**** DATA TO USE
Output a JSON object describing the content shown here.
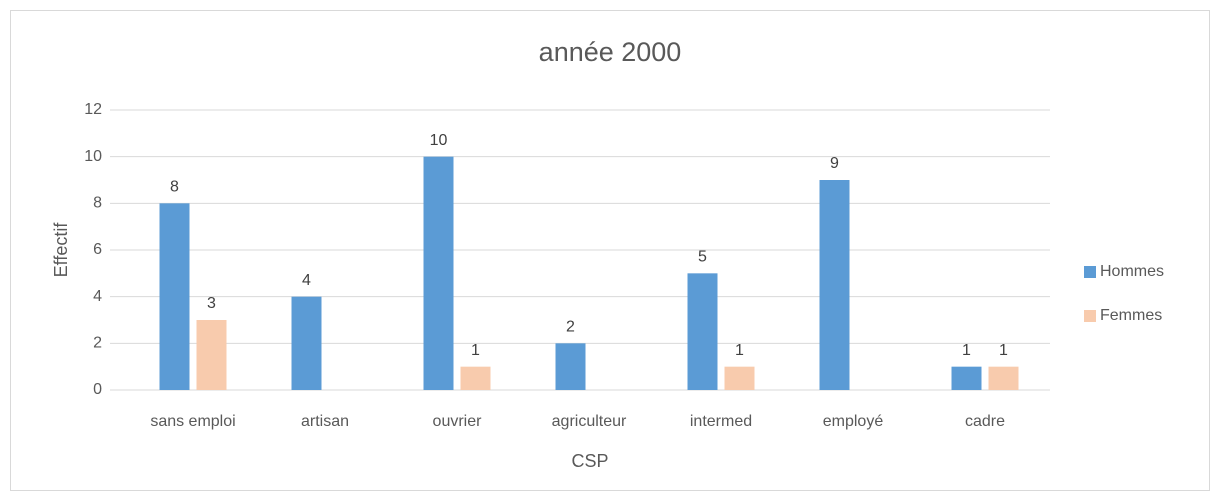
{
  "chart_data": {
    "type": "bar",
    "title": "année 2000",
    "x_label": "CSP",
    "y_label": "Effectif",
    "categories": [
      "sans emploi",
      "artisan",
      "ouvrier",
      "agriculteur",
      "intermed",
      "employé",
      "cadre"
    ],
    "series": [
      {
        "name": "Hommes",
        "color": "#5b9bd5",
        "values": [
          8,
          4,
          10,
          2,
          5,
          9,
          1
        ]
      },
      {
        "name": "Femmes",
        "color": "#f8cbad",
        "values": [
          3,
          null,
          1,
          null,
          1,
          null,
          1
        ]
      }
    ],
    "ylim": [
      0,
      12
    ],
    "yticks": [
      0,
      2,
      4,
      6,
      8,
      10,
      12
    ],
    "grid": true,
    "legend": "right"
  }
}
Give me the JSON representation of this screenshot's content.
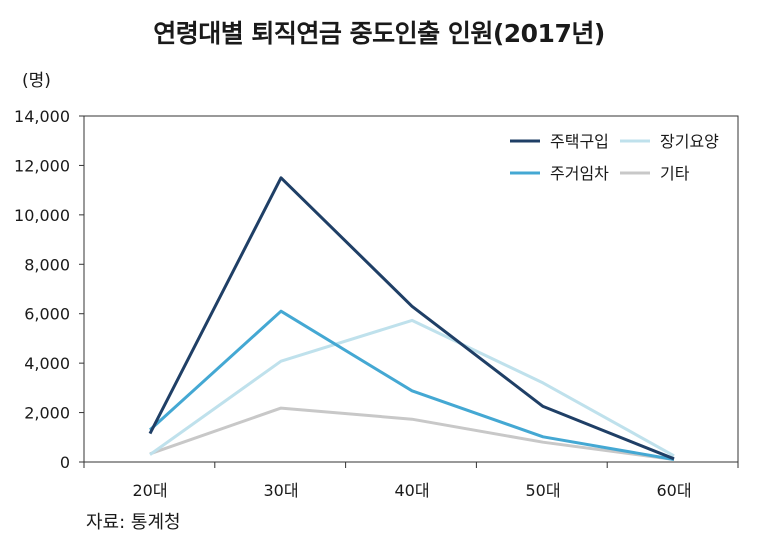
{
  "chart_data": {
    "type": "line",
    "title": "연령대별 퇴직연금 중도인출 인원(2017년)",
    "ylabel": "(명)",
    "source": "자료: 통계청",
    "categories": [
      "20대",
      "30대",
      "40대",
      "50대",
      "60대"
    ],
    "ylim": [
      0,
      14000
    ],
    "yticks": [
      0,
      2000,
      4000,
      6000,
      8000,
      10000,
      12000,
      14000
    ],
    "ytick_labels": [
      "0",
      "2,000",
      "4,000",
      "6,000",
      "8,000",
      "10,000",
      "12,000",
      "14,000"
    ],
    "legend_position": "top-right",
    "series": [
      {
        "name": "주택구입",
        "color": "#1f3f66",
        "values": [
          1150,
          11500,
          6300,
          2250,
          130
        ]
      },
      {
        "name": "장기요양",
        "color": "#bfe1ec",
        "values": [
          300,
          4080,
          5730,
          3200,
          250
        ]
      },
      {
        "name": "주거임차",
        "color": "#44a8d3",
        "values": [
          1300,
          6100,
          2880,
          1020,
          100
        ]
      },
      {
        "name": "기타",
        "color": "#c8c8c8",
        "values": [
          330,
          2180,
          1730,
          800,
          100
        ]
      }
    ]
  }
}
********
◆ WHAT IS REQUIRED:
Pull every line containing "JSON" out of the data above.

◆ WRITTEN SOLUTION:
Output a JSON object describing the content shown here.
Give me the JSON representation of this screenshot's content.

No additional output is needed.